[Saved entries]

↓

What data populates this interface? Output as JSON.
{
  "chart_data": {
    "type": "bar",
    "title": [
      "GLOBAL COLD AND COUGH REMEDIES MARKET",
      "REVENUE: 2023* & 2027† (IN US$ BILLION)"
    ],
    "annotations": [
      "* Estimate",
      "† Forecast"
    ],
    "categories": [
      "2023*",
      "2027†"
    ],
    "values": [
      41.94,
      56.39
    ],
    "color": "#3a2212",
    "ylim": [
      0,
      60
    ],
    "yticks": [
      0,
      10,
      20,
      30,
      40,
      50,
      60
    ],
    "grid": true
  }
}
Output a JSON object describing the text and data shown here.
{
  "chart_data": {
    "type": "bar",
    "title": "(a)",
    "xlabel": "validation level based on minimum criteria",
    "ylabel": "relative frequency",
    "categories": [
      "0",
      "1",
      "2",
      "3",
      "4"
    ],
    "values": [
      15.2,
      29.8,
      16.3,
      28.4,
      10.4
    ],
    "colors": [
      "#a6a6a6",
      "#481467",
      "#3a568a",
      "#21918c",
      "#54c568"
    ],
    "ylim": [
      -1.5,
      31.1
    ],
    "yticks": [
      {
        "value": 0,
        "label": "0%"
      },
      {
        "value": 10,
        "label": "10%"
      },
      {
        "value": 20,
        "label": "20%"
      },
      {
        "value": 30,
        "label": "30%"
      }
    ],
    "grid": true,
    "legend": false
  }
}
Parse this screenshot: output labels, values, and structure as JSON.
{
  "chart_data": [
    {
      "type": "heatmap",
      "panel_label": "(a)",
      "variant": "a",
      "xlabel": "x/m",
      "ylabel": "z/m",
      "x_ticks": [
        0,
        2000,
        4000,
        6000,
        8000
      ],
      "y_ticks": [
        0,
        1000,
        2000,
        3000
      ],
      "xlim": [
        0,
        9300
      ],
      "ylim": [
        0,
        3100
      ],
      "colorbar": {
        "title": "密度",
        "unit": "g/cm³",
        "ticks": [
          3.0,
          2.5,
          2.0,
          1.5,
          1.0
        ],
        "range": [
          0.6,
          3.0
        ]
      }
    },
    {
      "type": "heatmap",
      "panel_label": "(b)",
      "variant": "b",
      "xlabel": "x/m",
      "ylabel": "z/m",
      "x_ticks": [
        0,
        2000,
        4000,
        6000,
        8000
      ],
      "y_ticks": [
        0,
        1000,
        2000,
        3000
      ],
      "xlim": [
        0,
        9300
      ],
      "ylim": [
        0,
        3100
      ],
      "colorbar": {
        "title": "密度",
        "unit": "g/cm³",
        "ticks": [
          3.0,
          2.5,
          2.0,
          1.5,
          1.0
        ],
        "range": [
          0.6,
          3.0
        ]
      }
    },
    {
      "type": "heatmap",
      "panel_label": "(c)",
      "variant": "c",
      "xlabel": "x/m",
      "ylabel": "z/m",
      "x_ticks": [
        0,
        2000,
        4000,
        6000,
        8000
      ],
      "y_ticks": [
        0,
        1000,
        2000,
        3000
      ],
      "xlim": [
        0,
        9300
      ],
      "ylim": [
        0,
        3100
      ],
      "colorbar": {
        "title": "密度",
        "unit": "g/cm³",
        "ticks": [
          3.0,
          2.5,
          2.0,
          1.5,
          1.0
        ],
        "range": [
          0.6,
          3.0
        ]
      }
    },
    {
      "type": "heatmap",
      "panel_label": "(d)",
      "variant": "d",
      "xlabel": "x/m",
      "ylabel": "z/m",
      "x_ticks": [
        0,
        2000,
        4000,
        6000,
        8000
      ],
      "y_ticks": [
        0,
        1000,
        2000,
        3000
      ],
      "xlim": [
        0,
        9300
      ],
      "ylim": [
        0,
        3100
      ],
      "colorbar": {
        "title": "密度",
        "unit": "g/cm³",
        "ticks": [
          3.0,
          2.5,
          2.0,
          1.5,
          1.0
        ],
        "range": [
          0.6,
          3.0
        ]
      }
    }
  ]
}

↑

→ Given task
Only lines that contain the word "this" are wanted; copy each of them.

→ Task result
What data populates this interface? Output as JSON.
Parse this screenshot: output labels, values, and structure as JSON.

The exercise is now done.